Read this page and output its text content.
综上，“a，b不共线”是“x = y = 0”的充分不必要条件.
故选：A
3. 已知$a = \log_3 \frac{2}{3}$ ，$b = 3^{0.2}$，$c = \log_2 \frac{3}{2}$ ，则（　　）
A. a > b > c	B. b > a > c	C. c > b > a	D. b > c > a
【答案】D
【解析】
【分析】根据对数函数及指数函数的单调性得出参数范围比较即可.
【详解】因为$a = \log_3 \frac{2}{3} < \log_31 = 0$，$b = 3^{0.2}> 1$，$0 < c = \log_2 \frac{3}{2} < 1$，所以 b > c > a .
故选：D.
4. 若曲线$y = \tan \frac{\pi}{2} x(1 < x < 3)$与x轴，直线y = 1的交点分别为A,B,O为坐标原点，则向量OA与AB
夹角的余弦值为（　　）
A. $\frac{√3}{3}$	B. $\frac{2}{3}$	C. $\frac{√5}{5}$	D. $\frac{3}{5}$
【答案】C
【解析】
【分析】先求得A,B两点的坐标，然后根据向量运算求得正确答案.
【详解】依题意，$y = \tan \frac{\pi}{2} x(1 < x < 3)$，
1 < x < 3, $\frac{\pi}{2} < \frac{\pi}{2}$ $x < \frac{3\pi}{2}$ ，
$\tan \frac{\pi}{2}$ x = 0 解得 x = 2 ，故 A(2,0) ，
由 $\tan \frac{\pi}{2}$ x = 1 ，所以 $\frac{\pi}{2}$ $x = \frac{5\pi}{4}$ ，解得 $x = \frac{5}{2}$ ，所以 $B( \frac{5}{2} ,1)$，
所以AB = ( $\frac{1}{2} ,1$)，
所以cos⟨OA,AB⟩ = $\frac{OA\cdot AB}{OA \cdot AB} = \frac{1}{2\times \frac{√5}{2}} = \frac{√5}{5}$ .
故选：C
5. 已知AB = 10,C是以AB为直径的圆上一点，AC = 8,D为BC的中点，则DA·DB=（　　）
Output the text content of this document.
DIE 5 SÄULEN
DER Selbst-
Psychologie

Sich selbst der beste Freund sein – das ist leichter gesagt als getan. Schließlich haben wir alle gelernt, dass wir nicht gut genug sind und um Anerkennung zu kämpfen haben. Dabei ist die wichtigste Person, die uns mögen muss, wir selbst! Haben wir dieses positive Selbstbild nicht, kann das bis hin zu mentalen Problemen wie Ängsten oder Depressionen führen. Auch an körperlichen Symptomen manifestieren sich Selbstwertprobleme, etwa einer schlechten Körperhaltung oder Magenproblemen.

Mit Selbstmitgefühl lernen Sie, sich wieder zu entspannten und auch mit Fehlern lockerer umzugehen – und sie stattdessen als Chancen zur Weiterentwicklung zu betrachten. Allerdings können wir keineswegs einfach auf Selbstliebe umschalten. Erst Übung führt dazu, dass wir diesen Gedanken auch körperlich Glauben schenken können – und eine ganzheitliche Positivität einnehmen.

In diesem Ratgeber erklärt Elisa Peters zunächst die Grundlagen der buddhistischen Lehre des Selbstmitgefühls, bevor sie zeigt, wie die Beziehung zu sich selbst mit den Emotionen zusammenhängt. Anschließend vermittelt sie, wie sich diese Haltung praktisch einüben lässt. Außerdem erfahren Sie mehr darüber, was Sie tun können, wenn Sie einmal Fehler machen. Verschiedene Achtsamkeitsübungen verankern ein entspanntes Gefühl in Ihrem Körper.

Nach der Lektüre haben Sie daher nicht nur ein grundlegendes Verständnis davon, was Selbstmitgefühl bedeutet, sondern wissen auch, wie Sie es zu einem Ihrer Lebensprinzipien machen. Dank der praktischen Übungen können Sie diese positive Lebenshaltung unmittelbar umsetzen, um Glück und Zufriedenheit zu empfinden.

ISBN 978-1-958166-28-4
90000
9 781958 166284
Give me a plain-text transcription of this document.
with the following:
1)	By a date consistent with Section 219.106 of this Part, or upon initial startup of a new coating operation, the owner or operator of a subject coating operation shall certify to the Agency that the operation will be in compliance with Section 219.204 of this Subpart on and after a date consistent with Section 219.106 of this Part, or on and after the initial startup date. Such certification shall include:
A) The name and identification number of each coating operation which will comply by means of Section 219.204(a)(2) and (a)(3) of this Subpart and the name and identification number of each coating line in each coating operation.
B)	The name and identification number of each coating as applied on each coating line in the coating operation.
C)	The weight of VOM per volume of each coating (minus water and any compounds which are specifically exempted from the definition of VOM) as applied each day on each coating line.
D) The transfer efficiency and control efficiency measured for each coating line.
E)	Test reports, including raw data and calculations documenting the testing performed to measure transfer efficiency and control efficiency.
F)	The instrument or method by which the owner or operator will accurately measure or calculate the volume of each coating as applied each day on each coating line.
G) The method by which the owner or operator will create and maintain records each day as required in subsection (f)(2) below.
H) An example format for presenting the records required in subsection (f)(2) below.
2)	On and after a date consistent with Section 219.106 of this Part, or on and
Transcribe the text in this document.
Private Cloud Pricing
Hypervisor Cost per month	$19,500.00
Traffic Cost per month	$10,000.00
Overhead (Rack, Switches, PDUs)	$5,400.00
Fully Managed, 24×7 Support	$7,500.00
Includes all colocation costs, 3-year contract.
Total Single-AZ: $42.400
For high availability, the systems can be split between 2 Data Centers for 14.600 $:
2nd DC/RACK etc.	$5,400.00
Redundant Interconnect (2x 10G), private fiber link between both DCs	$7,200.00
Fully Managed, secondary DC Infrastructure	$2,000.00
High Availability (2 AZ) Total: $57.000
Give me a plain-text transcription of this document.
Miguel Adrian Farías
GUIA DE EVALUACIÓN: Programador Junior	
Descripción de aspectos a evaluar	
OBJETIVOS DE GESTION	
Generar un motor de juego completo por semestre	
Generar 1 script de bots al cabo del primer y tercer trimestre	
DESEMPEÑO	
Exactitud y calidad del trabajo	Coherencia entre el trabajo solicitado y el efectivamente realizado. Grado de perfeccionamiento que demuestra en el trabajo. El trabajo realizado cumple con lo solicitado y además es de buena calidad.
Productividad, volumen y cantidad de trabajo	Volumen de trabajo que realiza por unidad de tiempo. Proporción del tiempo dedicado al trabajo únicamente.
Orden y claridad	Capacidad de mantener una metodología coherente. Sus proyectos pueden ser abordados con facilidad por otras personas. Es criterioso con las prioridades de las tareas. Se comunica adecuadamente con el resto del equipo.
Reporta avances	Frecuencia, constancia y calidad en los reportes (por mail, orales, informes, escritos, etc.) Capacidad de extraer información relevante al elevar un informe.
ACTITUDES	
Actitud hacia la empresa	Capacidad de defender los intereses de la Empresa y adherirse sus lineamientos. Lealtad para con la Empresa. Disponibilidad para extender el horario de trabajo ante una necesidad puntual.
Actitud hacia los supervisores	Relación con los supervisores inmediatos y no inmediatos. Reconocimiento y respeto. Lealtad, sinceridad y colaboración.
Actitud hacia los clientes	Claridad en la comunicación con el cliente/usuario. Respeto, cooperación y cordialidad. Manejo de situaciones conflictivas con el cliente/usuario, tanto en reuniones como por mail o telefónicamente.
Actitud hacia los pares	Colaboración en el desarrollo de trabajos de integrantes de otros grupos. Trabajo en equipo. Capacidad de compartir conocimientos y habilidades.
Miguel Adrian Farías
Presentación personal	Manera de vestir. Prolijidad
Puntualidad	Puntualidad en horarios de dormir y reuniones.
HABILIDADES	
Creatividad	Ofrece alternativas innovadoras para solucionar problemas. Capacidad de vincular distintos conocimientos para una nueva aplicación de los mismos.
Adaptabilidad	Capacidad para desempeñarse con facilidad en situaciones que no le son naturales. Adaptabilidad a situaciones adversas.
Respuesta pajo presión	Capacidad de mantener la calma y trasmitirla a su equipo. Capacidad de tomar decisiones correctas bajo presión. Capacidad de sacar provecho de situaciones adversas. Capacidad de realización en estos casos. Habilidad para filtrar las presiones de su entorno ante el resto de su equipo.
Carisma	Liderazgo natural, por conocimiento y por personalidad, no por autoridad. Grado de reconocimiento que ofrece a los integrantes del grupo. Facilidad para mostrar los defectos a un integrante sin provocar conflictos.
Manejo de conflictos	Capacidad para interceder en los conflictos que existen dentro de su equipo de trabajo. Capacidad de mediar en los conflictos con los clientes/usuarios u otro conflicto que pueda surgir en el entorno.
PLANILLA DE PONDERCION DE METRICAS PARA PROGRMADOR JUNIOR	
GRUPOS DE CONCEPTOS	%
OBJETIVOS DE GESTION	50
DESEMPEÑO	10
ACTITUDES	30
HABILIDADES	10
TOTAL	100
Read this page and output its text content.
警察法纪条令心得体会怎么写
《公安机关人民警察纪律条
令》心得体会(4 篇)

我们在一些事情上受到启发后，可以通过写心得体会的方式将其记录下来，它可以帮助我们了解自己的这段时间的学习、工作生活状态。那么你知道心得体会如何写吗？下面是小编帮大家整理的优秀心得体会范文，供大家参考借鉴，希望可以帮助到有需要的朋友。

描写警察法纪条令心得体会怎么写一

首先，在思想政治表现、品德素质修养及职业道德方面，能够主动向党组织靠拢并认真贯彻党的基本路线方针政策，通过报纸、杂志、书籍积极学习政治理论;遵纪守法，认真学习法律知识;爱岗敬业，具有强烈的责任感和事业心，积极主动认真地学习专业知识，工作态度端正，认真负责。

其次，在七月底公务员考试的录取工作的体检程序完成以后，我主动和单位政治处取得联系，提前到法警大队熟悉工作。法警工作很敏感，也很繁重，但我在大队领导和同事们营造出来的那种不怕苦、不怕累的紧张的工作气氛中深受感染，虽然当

○ ○ ○ ○ ○

### Aim of the exercise
Go through the material above and copy each line that has the word "equipo".

### Final result
Orden y claridad	Capacidad de mantener una metodología coherente. Sus proyectos pueden ser abordados con facilidad por otras personas. Es criterioso con las prioridades de las tareas. Se comunica adecuadamente con el resto del equipo.
Actitud hacia los pares	Colaboración en el desarrollo de trabajos de integrantes de otros grupos. Trabajo en equipo. Capacidad de compartir conocimientos y habilidades.
Respuesta pajo presión	Capacidad de mantener la calma y trasmitirla a su equipo. Capacidad de tomar decisiones correctas bajo presión. Capacidad de sacar provecho de situaciones adversas. Capacidad de realización en estos casos. Habilidad para filtrar las presiones de su entorno ante el resto de su equipo.
Manejo de conflictos	Capacidad para interceder en los conflictos que existen dentro de su equipo de trabajo. Capacidad de mediar en los conflictos con los clientes/usuarios u otro conflicto que pueda surgir en el entorno.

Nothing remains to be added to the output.